━━ DATA ━━

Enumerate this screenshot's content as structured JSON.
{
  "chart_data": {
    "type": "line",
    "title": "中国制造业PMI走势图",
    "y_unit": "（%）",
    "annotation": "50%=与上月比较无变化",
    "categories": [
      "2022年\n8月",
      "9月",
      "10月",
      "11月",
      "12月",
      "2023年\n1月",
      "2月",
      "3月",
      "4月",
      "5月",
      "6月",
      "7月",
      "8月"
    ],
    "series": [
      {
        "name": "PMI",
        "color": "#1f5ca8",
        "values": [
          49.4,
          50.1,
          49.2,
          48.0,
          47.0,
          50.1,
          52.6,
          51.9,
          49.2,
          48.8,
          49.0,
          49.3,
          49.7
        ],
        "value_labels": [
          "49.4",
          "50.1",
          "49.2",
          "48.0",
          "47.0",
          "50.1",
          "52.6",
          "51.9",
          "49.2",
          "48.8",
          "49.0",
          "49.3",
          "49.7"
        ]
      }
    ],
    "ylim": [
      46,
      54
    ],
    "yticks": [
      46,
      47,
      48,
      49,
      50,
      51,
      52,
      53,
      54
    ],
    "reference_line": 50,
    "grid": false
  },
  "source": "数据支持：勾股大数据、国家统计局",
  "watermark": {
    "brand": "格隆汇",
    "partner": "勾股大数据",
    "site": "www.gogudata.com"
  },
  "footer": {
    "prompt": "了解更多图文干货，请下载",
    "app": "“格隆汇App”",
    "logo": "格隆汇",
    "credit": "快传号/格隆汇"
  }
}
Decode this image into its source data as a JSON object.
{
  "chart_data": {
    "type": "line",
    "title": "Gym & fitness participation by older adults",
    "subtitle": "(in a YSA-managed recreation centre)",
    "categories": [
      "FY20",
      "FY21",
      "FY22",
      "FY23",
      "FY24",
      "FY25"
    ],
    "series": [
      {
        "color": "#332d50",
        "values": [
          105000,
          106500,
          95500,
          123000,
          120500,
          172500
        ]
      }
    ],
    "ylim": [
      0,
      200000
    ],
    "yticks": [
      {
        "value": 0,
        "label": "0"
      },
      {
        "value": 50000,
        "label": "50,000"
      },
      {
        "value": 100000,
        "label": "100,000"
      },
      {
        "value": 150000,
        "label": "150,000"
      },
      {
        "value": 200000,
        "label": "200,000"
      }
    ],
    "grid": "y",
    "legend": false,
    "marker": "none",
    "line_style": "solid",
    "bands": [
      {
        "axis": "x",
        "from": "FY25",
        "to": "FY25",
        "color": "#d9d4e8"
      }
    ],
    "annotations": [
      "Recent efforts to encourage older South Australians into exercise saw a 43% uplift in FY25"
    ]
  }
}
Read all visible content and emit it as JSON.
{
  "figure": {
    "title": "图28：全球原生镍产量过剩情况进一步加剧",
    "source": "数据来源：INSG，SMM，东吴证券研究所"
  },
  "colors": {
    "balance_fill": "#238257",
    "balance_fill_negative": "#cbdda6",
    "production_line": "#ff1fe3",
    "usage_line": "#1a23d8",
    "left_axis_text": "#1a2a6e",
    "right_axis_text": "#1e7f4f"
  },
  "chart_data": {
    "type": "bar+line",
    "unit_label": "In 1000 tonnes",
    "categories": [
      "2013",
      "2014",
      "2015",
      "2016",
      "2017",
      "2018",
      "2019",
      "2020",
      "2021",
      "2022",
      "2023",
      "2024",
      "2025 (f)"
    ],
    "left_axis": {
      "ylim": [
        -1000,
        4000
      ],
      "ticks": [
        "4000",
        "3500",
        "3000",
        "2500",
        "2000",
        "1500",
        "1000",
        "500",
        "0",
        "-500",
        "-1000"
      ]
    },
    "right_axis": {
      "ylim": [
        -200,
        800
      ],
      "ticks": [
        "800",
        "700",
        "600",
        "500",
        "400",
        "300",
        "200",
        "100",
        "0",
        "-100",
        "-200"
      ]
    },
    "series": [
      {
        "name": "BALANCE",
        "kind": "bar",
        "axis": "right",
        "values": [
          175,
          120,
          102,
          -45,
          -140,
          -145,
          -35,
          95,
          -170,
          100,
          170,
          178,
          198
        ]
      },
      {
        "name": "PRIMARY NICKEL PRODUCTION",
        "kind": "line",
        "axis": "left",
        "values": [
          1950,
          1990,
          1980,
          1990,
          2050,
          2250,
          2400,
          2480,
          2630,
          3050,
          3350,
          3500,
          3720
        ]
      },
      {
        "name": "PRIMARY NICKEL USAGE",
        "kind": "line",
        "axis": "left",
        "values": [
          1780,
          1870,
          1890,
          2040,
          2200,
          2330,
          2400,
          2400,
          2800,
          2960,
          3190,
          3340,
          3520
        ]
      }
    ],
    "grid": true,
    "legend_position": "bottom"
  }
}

━━━

### GIVEN EXERCISE
What is the number of lines in the data that hold the word "name"? Reply with that number and nothing else.

### WRITTEN ANSWER
4